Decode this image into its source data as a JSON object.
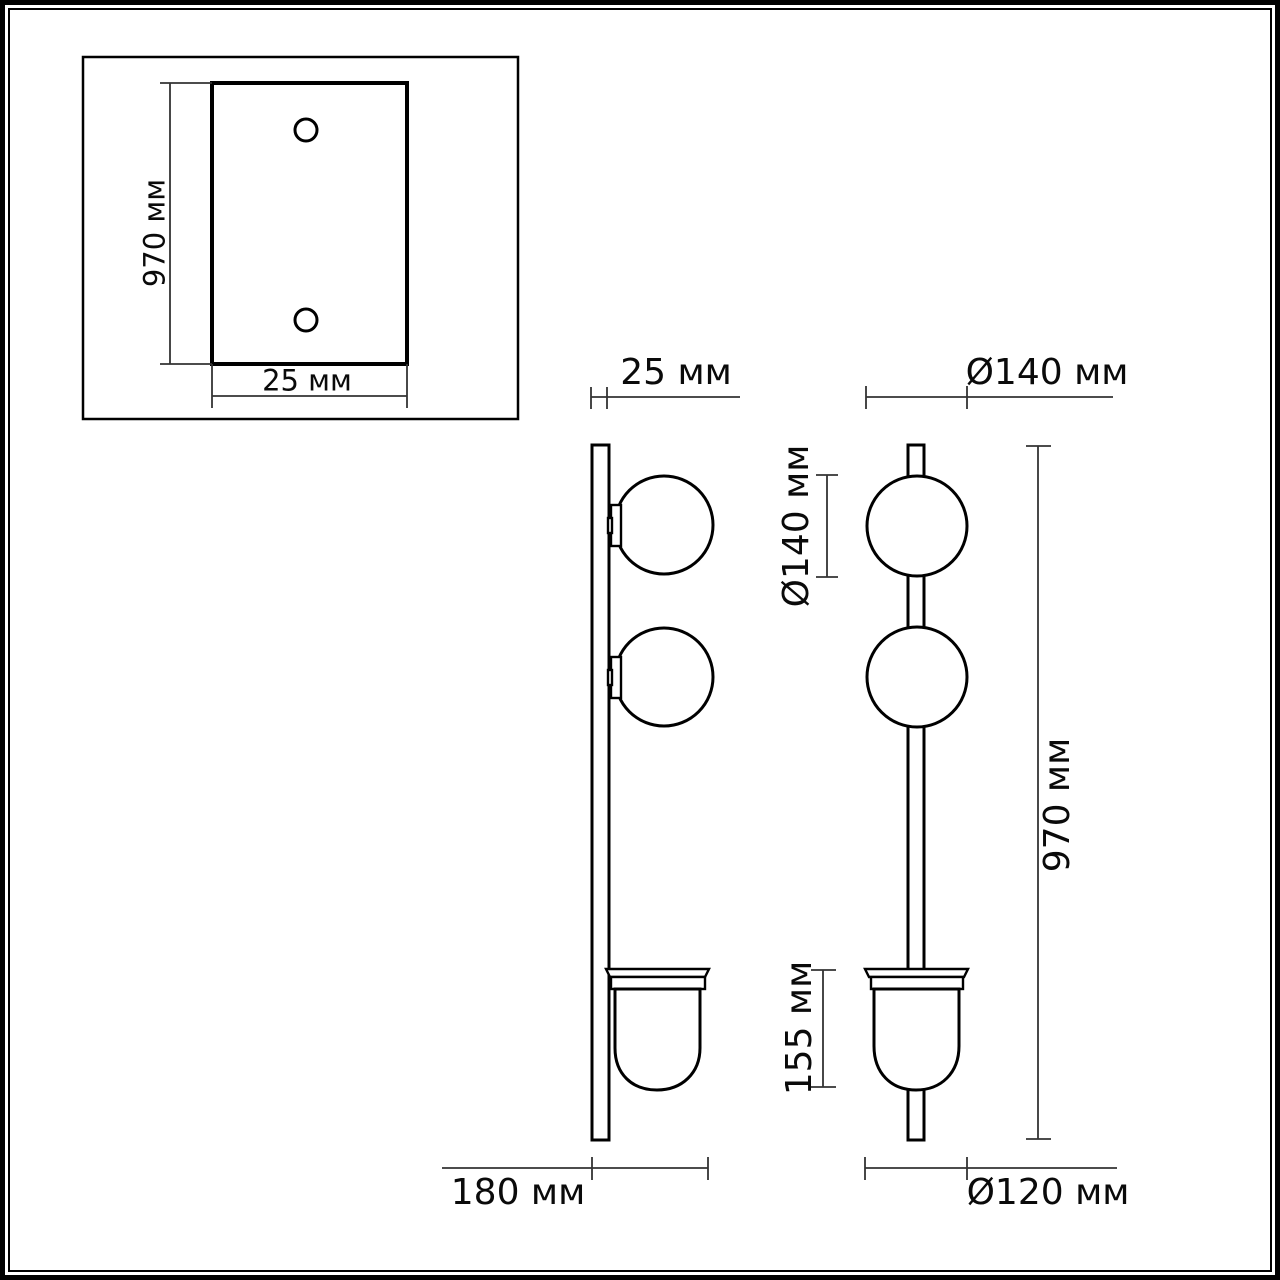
{
  "colors": {
    "line": "#000000",
    "dimension_line": "#333333",
    "background": "#ffffff"
  },
  "unit": "мм",
  "views": {
    "mounting_plate_inset": {
      "height_label": "970 мм",
      "width_label": "25 мм"
    },
    "side_view": {
      "bar_width_label": "25 мм",
      "depth_label": "180 мм"
    },
    "front_view": {
      "sphere_diameter_top_label": "Ø140 мм",
      "sphere_diameter_vertical_label": "Ø140 мм",
      "overall_height_label": "970 мм",
      "shade_height_label": "155 мм",
      "shade_diameter_label": "Ø120 мм"
    }
  }
}
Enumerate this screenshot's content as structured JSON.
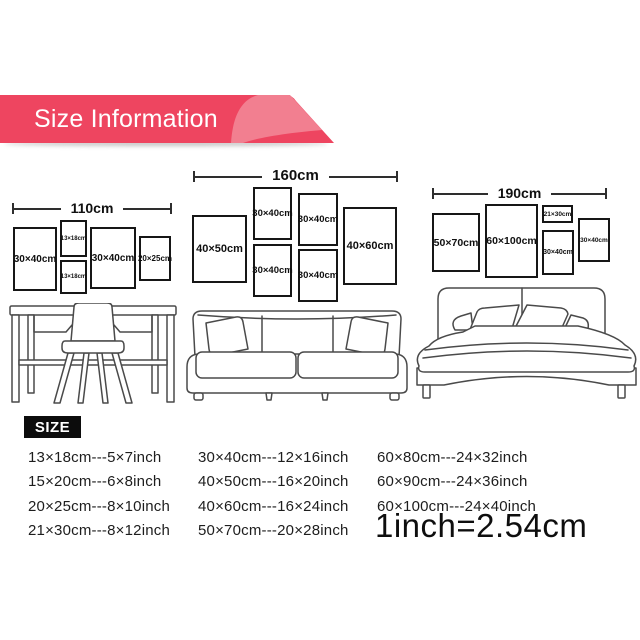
{
  "banner": {
    "title": "Size Information",
    "bg_color": "#ee4560",
    "accent_color": "#f27f90"
  },
  "scenes": [
    {
      "name": "desk",
      "width_label": "110cm",
      "frames": [
        "30×40cm",
        "13×18cm",
        "13×18cm",
        "30×40cm",
        "20×25cm"
      ]
    },
    {
      "name": "sofa",
      "width_label": "160cm",
      "frames": [
        "40×50cm",
        "30×40cm",
        "30×40cm",
        "30×40cm",
        "30×40cm",
        "40×60cm"
      ]
    },
    {
      "name": "bed",
      "width_label": "190cm",
      "frames": [
        "50×70cm",
        "60×100cm",
        "21×30cm",
        "30×40cm",
        "30×40cm"
      ]
    }
  ],
  "size_table": {
    "heading": "SIZE",
    "col1": [
      "13×18cm---5×7inch",
      "15×20cm---6×8inch",
      "20×25cm---8×10inch",
      "21×30cm---8×12inch"
    ],
    "col2": [
      "30×40cm---12×16inch",
      "40×50cm---16×20inch",
      "40×60cm---16×24inch",
      "50×70cm---20×28inch"
    ],
    "col3": [
      "60×80cm---24×32inch",
      "60×90cm---24×36inch",
      "60×100cm---24×40inch"
    ],
    "conversion": "1inch=2.54cm"
  }
}
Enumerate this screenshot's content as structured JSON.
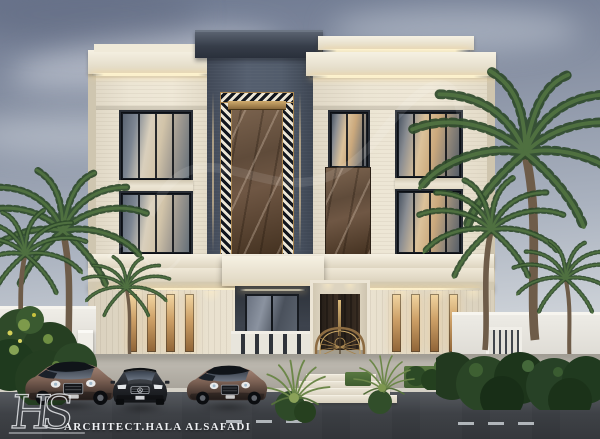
{
  "watermark": {
    "logo_initials": "HS",
    "credit": "ARCHITECT.HALA ALSAFADI"
  },
  "palette": {
    "sky_top": "#6d7890",
    "sky_horizon": "#e4e6e8",
    "stone_cream": "#eae3d3",
    "stone_shadow": "#d8d0bd",
    "tower_slate": "#4e5766",
    "cornice_dark": "#343b47",
    "marble_brown": "#6e5847",
    "bronze_accent": "#c9a767",
    "window_frame": "#272c34",
    "window_amber": "#caa87c",
    "led_warm": "#fff3ce",
    "palm_green": "#3e5c34",
    "hedge_green": "#22391f",
    "asphalt": "#3c3f44",
    "sidewalk": "#b5b1a8",
    "car_bronze": "#7c6154",
    "car_graphite": "#23262b",
    "boundary_wall": "#e9e7e1"
  },
  "scene_elements": [
    "dusk-sky",
    "modern-classic-villa-facade",
    "central-marble-feature-tower",
    "ornate-entrance-gate",
    "palm-trees",
    "luxury-cars",
    "asphalt-road",
    "architect-watermark"
  ]
}
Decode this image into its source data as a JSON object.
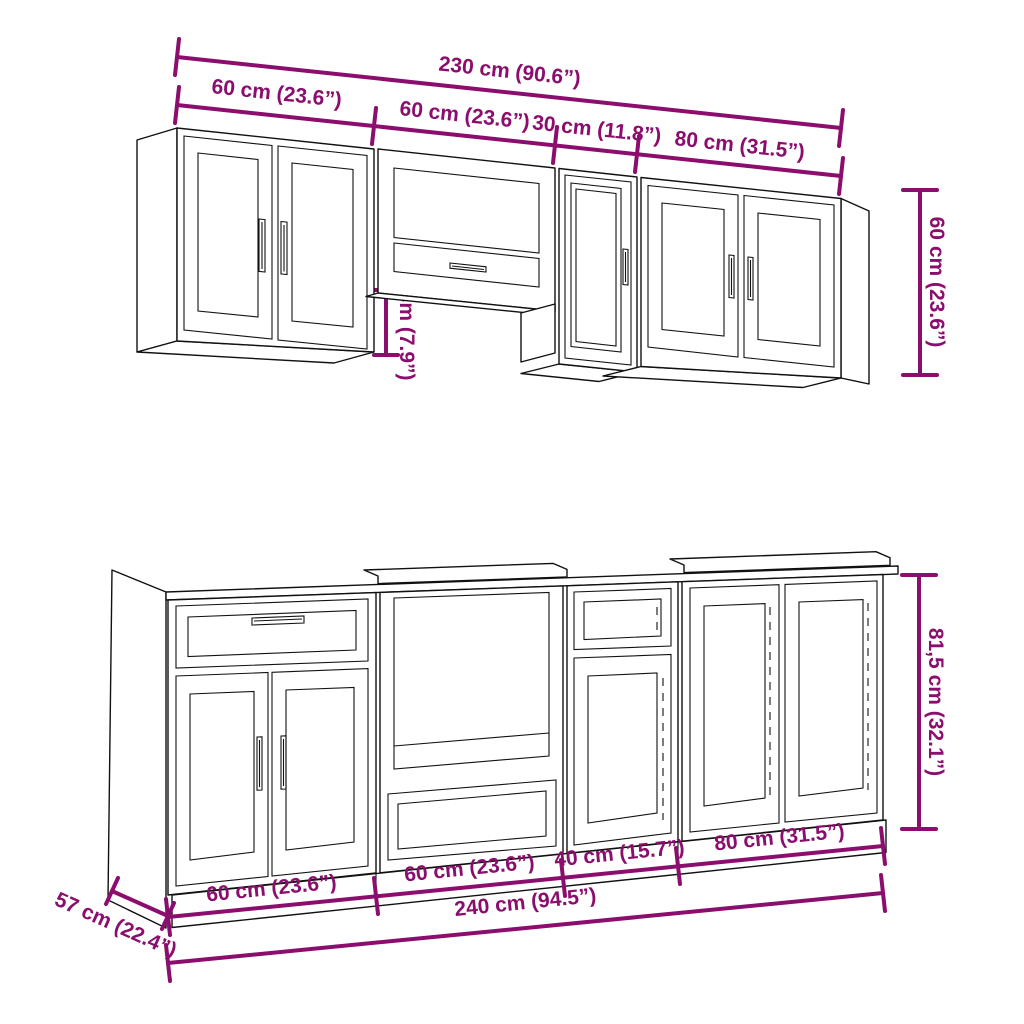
{
  "title": "Kitchen cabinet set dimension diagram",
  "colors": {
    "dimension": "#8B0D6D",
    "line": "#111111",
    "background": "#ffffff"
  },
  "wall_units": {
    "total_width_label": "230 cm (90.6”)",
    "segment_labels": [
      "60 cm (23.6”)",
      "60 cm (23.6”)",
      "30 cm (11.8”)",
      "80 cm (31.5”)"
    ],
    "height_label": "60 cm (23.6”)",
    "hood_gap_label": "20 cm (7.9”)"
  },
  "base_units": {
    "total_width_label": "240 cm (94.5”)",
    "segment_labels": [
      "60 cm (23.6”)",
      "60 cm (23.6”)",
      "40 cm (15.7”)",
      "80 cm (31.5”)"
    ],
    "height_label": "81,5 cm (32.1”)",
    "depth_label": "57 cm (22.4”)"
  }
}
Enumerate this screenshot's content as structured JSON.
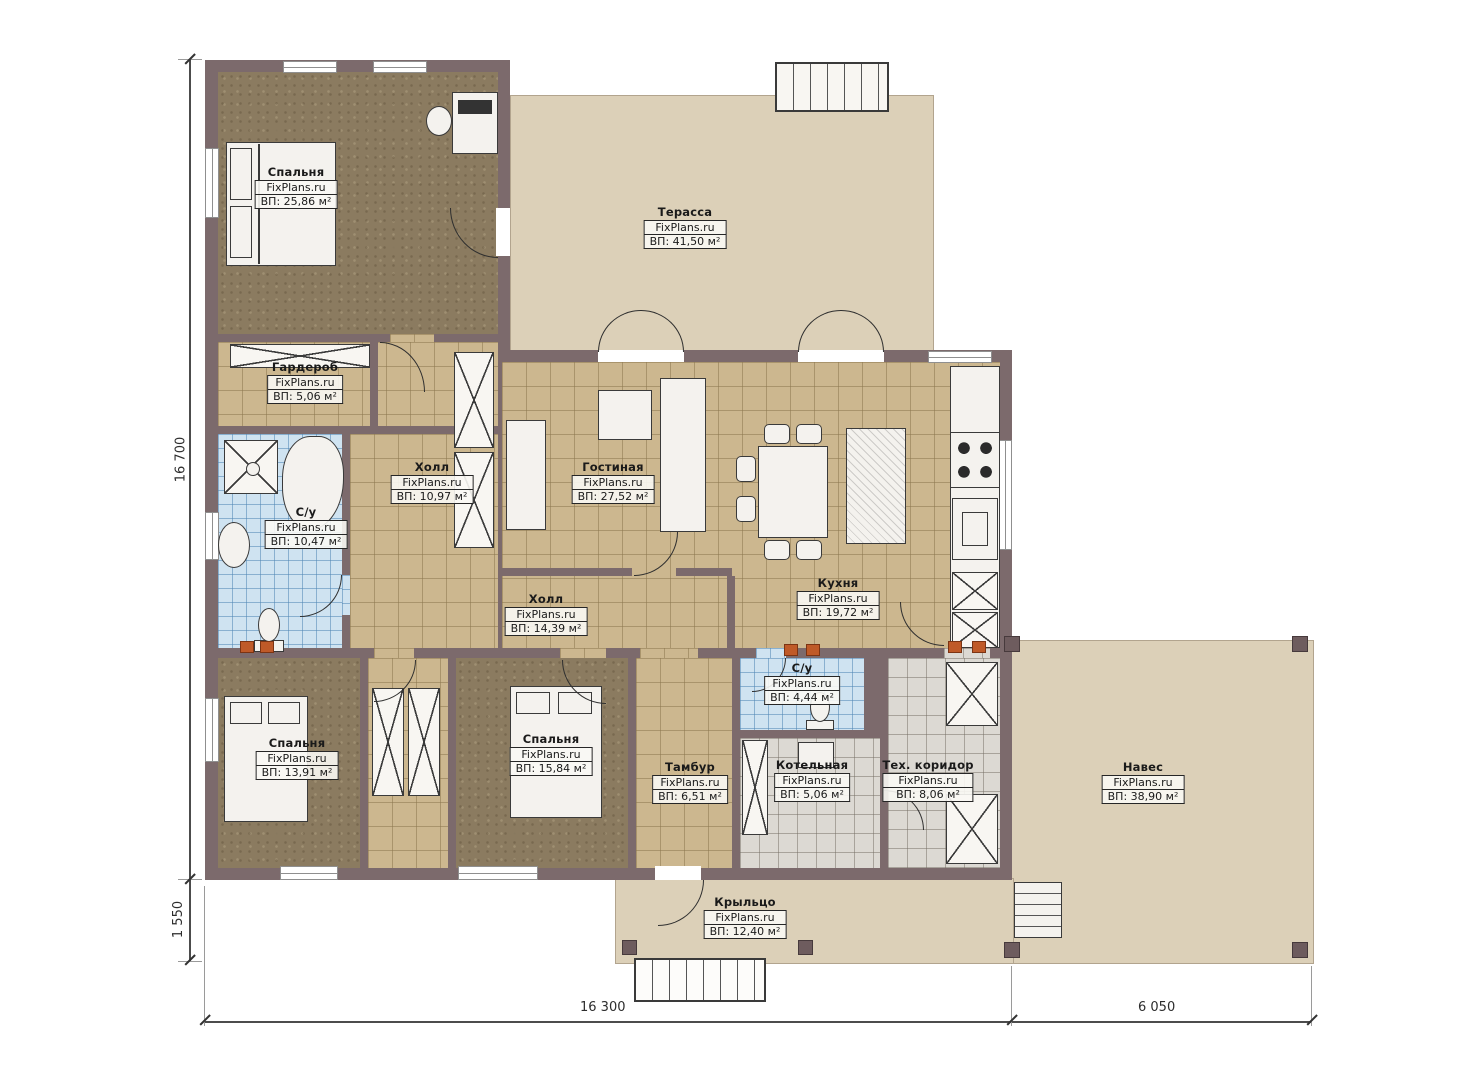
{
  "plan": {
    "watermark": "FixPlans.ru",
    "rooms": [
      {
        "name": "Спальня",
        "area": "ВП: 25,86 м²"
      },
      {
        "name": "Терасса",
        "area": "ВП: 41,50 м²"
      },
      {
        "name": "Гардероб",
        "area": "ВП: 5,06 м²"
      },
      {
        "name": "Холл",
        "area": "ВП: 10,97 м²"
      },
      {
        "name": "Гостиная",
        "area": "ВП: 27,52 м²"
      },
      {
        "name": "С/у",
        "area": "ВП: 10,47 м²"
      },
      {
        "name": "Холл",
        "area": "ВП: 14,39 м²"
      },
      {
        "name": "Кухня",
        "area": "ВП: 19,72 м²"
      },
      {
        "name": "С/у",
        "area": "ВП: 4,44 м²"
      },
      {
        "name": "Спальня",
        "area": "ВП: 13,91 м²"
      },
      {
        "name": "Спальня",
        "area": "ВП: 15,84 м²"
      },
      {
        "name": "Тамбур",
        "area": "ВП: 6,51 м²"
      },
      {
        "name": "Котельная",
        "area": "ВП: 5,06 м²"
      },
      {
        "name": "Тех. коридор",
        "area": "ВП: 8,06 м²"
      },
      {
        "name": "Навес",
        "area": "ВП: 38,90 м²"
      },
      {
        "name": "Крыльцо",
        "area": "ВП: 12,40 м²"
      }
    ],
    "dimensions": {
      "left_height": "16 700",
      "left_porch": "1 550",
      "bottom_main": "16 300",
      "bottom_canopy": "6 050"
    },
    "colors": {
      "wall": "#7c6a6c",
      "floor_wood": "#8b7b60",
      "floor_tile_tan": "#ccb78f",
      "floor_tile_blue": "#cfe3f1",
      "floor_tile_gray": "#dcd9d3",
      "outdoor": "#dcd0b8",
      "marker_orange": "#bf5a28"
    }
  }
}
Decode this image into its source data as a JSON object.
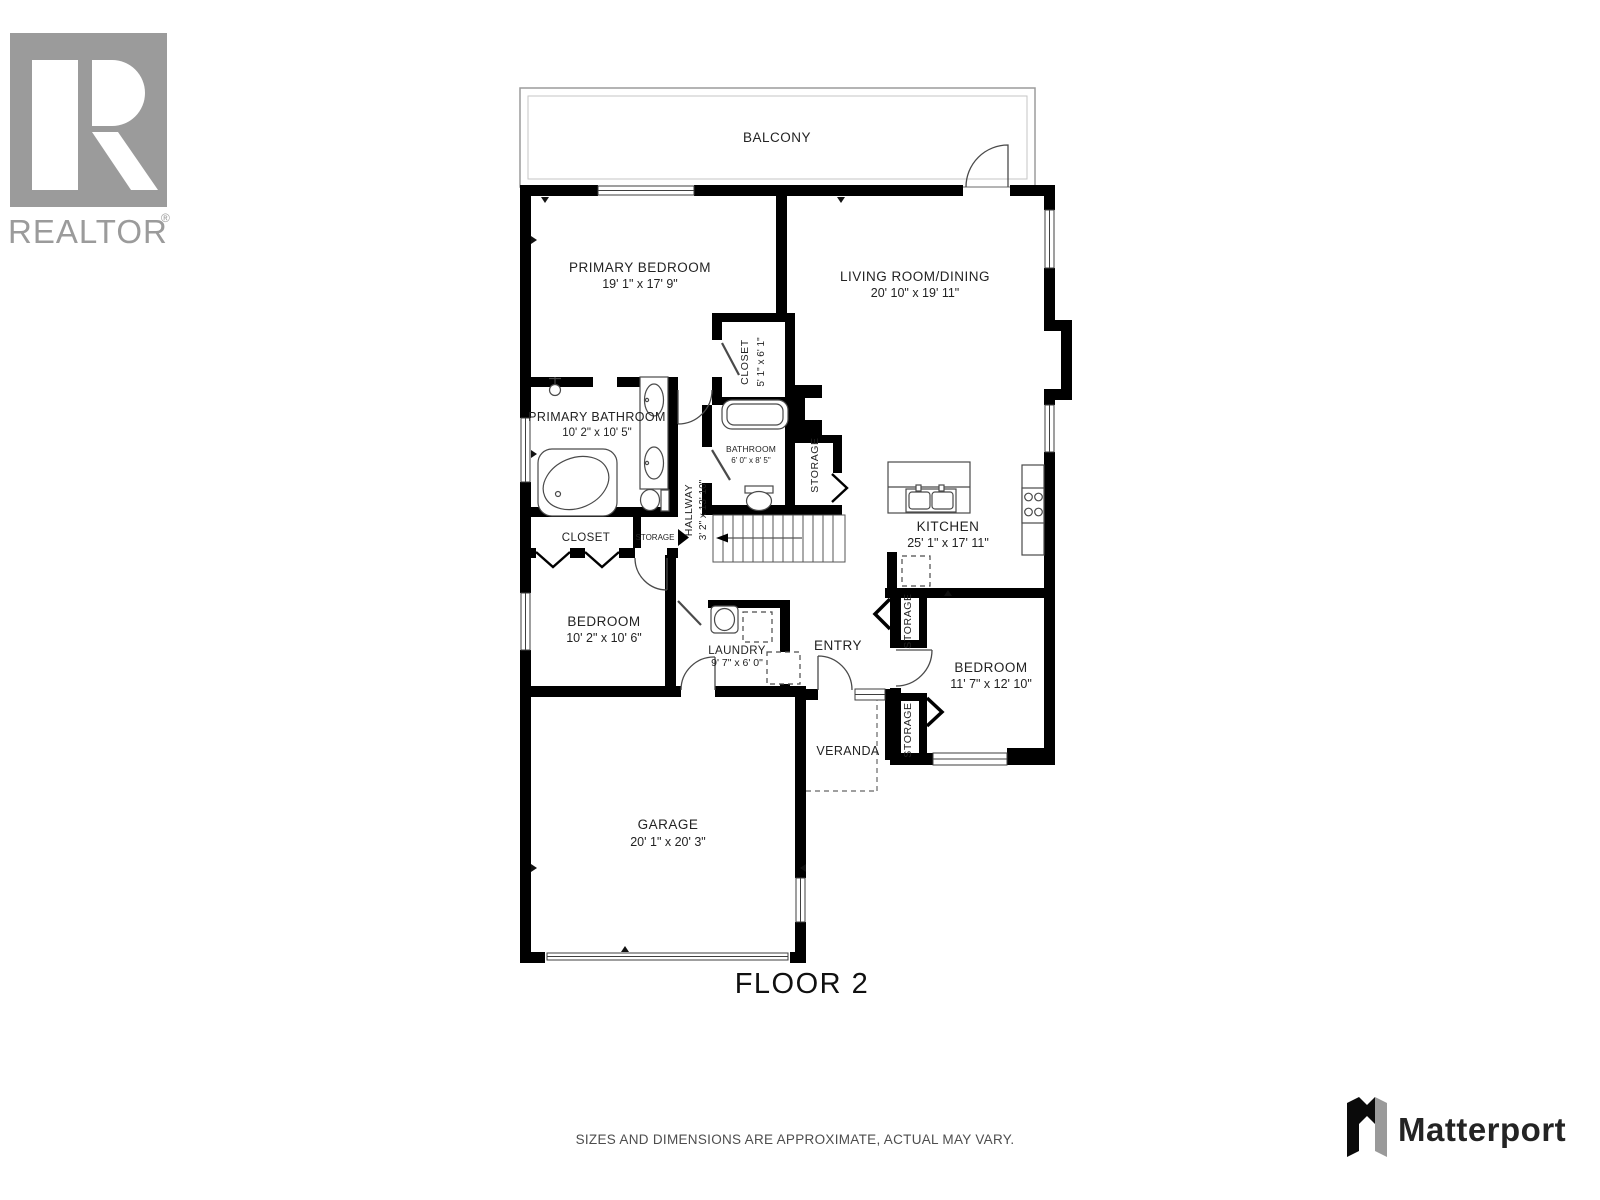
{
  "branding": {
    "realtor_label": "REALTOR",
    "realtor_reg": "®",
    "matterport_label": "Matterport"
  },
  "plan": {
    "floor_label": "FLOOR 2",
    "disclaimer": "SIZES AND DIMENSIONS ARE APPROXIMATE, ACTUAL MAY VARY.",
    "rooms": {
      "balcony": {
        "name": "BALCONY"
      },
      "primary_bedroom": {
        "name": "PRIMARY BEDROOM",
        "dims": "19' 1\" x 17' 9\""
      },
      "living_dining": {
        "name": "LIVING ROOM/DINING",
        "dims": "20' 10\" x 19' 11\""
      },
      "closet_upper": {
        "name": "CLOSET",
        "dims": "5' 1\" x 6' 1\""
      },
      "primary_bathroom": {
        "name": "PRIMARY BATHROOM",
        "dims": "10' 2\" x 10' 5\""
      },
      "bathroom": {
        "name": "BATHROOM",
        "dims": "6' 0\" x 8' 5\""
      },
      "storage_bath": {
        "name": "STORAGE"
      },
      "hallway": {
        "name": "HALLWAY",
        "dims": "3' 2\" x 13' 10\""
      },
      "kitchen": {
        "name": "KITCHEN",
        "dims": "25' 1\" x 17' 11\""
      },
      "closet_hall": {
        "name": "CLOSET"
      },
      "storage_hall": {
        "name": "STORAGE"
      },
      "bedroom_left": {
        "name": "BEDROOM",
        "dims": "10' 2\" x 10' 6\""
      },
      "laundry": {
        "name": "LAUNDRY",
        "dims": "9' 7\" x 6' 0\""
      },
      "entry": {
        "name": "ENTRY"
      },
      "storage_top": {
        "name": "STORAGE"
      },
      "bedroom_right": {
        "name": "BEDROOM",
        "dims": "11' 7\" x 12' 10\""
      },
      "storage_bottom": {
        "name": "STORAGE"
      },
      "veranda": {
        "name": "VERANDA"
      },
      "garage": {
        "name": "GARAGE",
        "dims": "20' 1\" x 20' 3\""
      }
    },
    "colors": {
      "wall": "#000000",
      "thin_line": "#4a4a4a",
      "balcony_line": "#9c9c9c",
      "logo_gray": "#9b9b9b",
      "disclaimer_text": "#4d4d4d"
    }
  }
}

| To do |
Say how many lines of the data include the string "title". Nothing other than the number should be given.

| Correct output |
2